### Given exercise
Give every entry again, unchanged, and leave its images out.

-=-=-

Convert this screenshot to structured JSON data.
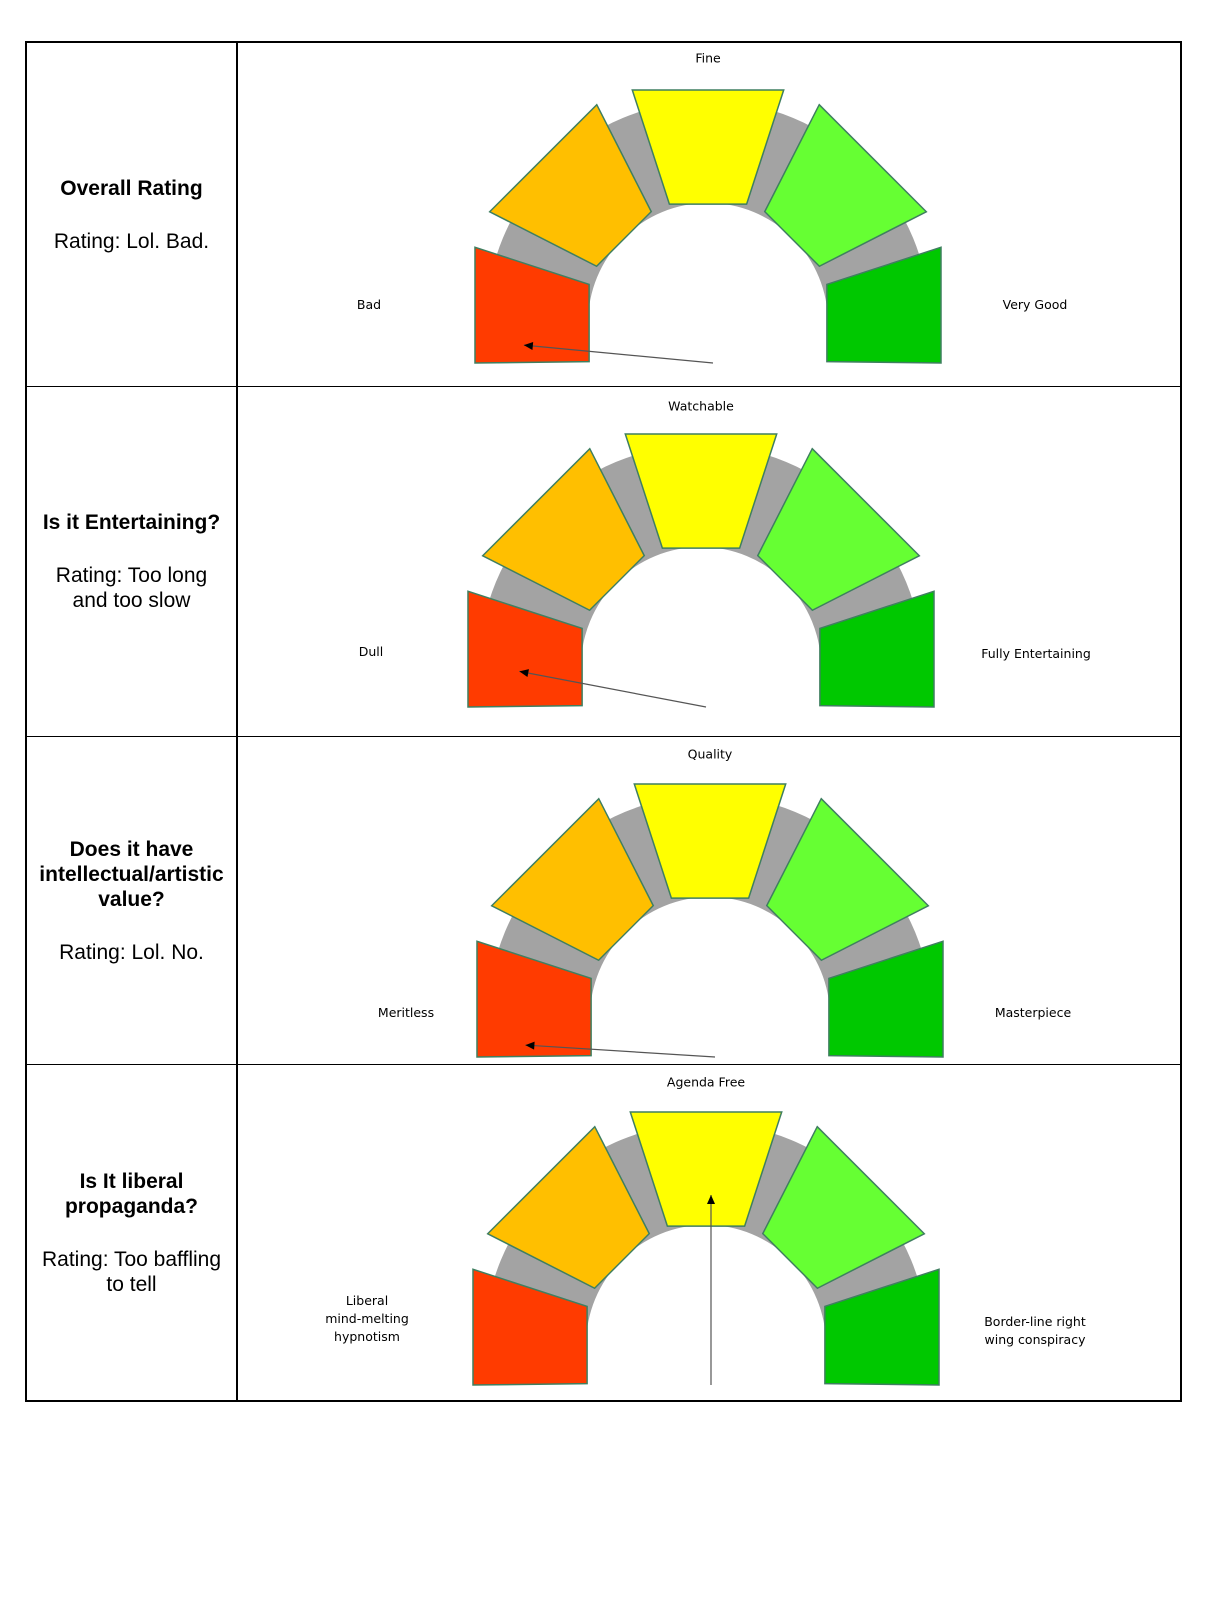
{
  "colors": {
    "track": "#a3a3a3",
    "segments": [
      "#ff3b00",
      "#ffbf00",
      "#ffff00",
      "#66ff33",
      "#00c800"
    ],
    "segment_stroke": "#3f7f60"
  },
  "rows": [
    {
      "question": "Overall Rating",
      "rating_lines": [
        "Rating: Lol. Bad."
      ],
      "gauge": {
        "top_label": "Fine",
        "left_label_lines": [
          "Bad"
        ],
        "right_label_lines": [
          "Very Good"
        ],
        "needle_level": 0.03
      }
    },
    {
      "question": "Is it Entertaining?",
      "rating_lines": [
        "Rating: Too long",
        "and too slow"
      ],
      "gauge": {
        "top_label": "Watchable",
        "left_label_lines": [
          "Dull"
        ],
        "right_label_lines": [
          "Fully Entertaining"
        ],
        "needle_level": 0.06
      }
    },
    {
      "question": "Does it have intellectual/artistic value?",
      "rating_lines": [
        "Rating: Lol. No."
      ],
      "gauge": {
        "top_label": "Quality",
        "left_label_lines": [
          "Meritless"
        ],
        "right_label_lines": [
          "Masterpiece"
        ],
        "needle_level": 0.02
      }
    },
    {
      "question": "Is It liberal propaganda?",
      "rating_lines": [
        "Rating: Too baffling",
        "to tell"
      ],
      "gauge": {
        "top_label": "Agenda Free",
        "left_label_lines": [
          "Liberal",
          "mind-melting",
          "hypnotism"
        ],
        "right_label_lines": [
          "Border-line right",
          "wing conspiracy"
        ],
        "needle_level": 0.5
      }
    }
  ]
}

-=-=-

### Solution to this exercise
Convert this screenshot to structured JSON data.
{
  "colors": {
    "track": "#a3a3a3",
    "segments": [
      "#ff3b00",
      "#ffbf00",
      "#ffff00",
      "#66ff33",
      "#00c800"
    ],
    "segment_stroke": "#3f7f60"
  },
  "rows": [
    {
      "question": "Overall Rating",
      "rating_lines": [
        "Rating: Lol. Bad."
      ],
      "gauge": {
        "top_label": "Fine",
        "left_label_lines": [
          "Bad"
        ],
        "right_label_lines": [
          "Very Good"
        ],
        "needle_level": 0.03
      }
    },
    {
      "question": "Is it Entertaining?",
      "rating_lines": [
        "Rating: Too long",
        "and too slow"
      ],
      "gauge": {
        "top_label": "Watchable",
        "left_label_lines": [
          "Dull"
        ],
        "right_label_lines": [
          "Fully Entertaining"
        ],
        "needle_level": 0.06
      }
    },
    {
      "question": "Does it have intellectual/artistic value?",
      "rating_lines": [
        "Rating: Lol. No."
      ],
      "gauge": {
        "top_label": "Quality",
        "left_label_lines": [
          "Meritless"
        ],
        "right_label_lines": [
          "Masterpiece"
        ],
        "needle_level": 0.02
      }
    },
    {
      "question": "Is It liberal propaganda?",
      "rating_lines": [
        "Rating: Too baffling",
        "to tell"
      ],
      "gauge": {
        "top_label": "Agenda Free",
        "left_label_lines": [
          "Liberal",
          "mind-melting",
          "hypnotism"
        ],
        "right_label_lines": [
          "Border-line right",
          "wing conspiracy"
        ],
        "needle_level": 0.5
      }
    }
  ]
}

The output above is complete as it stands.